Return the records, each one exactly as written.

— start of Records supplied —

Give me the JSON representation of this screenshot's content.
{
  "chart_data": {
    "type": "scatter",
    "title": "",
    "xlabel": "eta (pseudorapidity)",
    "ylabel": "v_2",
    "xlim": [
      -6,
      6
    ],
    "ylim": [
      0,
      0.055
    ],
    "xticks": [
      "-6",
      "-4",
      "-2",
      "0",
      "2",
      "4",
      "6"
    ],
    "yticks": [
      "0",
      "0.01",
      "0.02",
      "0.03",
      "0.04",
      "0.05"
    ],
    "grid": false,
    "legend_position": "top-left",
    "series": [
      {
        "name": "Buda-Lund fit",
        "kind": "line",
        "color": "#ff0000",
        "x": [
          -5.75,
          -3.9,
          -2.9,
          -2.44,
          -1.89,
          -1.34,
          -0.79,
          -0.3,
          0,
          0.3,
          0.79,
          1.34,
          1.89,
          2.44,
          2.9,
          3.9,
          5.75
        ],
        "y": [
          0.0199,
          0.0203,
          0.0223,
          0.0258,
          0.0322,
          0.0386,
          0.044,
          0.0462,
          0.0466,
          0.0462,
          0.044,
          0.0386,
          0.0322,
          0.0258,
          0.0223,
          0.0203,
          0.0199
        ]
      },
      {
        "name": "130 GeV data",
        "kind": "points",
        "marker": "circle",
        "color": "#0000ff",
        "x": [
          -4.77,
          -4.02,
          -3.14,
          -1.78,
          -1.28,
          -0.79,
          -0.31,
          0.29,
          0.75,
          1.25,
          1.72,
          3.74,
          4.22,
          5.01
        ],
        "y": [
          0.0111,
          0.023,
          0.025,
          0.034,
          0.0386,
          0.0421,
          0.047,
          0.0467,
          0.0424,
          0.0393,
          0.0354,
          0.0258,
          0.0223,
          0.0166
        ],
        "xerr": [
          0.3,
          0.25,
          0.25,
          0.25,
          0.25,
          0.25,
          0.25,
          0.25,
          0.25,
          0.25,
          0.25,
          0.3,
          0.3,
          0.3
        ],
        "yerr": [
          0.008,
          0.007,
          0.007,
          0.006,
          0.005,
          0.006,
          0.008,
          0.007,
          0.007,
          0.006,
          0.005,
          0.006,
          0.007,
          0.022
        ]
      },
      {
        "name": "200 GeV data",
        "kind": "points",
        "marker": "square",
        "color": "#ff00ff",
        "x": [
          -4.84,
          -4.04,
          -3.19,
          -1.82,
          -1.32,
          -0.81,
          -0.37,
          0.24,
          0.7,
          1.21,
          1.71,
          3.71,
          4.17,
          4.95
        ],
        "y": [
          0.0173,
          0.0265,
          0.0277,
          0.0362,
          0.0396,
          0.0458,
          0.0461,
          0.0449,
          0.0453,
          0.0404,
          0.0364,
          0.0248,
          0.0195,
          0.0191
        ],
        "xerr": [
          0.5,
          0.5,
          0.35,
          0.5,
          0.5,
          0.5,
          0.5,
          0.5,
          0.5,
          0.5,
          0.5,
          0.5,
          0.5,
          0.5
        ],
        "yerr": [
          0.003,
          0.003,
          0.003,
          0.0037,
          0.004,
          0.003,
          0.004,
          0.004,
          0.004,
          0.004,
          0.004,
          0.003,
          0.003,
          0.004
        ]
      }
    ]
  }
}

— end of Records supplied —

● **Output of the task**
Give me the JSON representation of this screenshot's content.
{
  "chart_data": {
    "type": "scatter",
    "title": "",
    "xlabel": "eta (pseudorapidity)",
    "ylabel": "v_2",
    "xlim": [
      -6,
      6
    ],
    "ylim": [
      0,
      0.055
    ],
    "xticks": [
      "-6",
      "-4",
      "-2",
      "0",
      "2",
      "4",
      "6"
    ],
    "yticks": [
      "0",
      "0.01",
      "0.02",
      "0.03",
      "0.04",
      "0.05"
    ],
    "grid": false,
    "legend_position": "top-left",
    "series": [
      {
        "name": "Buda-Lund fit",
        "kind": "line",
        "color": "#ff0000",
        "x": [
          -5.75,
          -3.9,
          -2.9,
          -2.44,
          -1.89,
          -1.34,
          -0.79,
          -0.3,
          0,
          0.3,
          0.79,
          1.34,
          1.89,
          2.44,
          2.9,
          3.9,
          5.75
        ],
        "y": [
          0.0199,
          0.0203,
          0.0223,
          0.0258,
          0.0322,
          0.0386,
          0.044,
          0.0462,
          0.0466,
          0.0462,
          0.044,
          0.0386,
          0.0322,
          0.0258,
          0.0223,
          0.0203,
          0.0199
        ]
      },
      {
        "name": "130 GeV data",
        "kind": "points",
        "marker": "circle",
        "color": "#0000ff",
        "x": [
          -4.77,
          -4.02,
          -3.14,
          -1.78,
          -1.28,
          -0.79,
          -0.31,
          0.29,
          0.75,
          1.25,
          1.72,
          3.74,
          4.22,
          5.01
        ],
        "y": [
          0.0111,
          0.023,
          0.025,
          0.034,
          0.0386,
          0.0421,
          0.047,
          0.0467,
          0.0424,
          0.0393,
          0.0354,
          0.0258,
          0.0223,
          0.0166
        ],
        "xerr": [
          0.3,
          0.25,
          0.25,
          0.25,
          0.25,
          0.25,
          0.25,
          0.25,
          0.25,
          0.25,
          0.25,
          0.3,
          0.3,
          0.3
        ],
        "yerr": [
          0.008,
          0.007,
          0.007,
          0.006,
          0.005,
          0.006,
          0.008,
          0.007,
          0.007,
          0.006,
          0.005,
          0.006,
          0.007,
          0.022
        ]
      },
      {
        "name": "200 GeV data",
        "kind": "points",
        "marker": "square",
        "color": "#ff00ff",
        "x": [
          -4.84,
          -4.04,
          -3.19,
          -1.82,
          -1.32,
          -0.81,
          -0.37,
          0.24,
          0.7,
          1.21,
          1.71,
          3.71,
          4.17,
          4.95
        ],
        "y": [
          0.0173,
          0.0265,
          0.0277,
          0.0362,
          0.0396,
          0.0458,
          0.0461,
          0.0449,
          0.0453,
          0.0404,
          0.0364,
          0.0248,
          0.0195,
          0.0191
        ],
        "xerr": [
          0.5,
          0.5,
          0.35,
          0.5,
          0.5,
          0.5,
          0.5,
          0.5,
          0.5,
          0.5,
          0.5,
          0.5,
          0.5,
          0.5
        ],
        "yerr": [
          0.003,
          0.003,
          0.003,
          0.0037,
          0.004,
          0.003,
          0.004,
          0.004,
          0.004,
          0.004,
          0.004,
          0.003,
          0.003,
          0.004
        ]
      }
    ]
  }
}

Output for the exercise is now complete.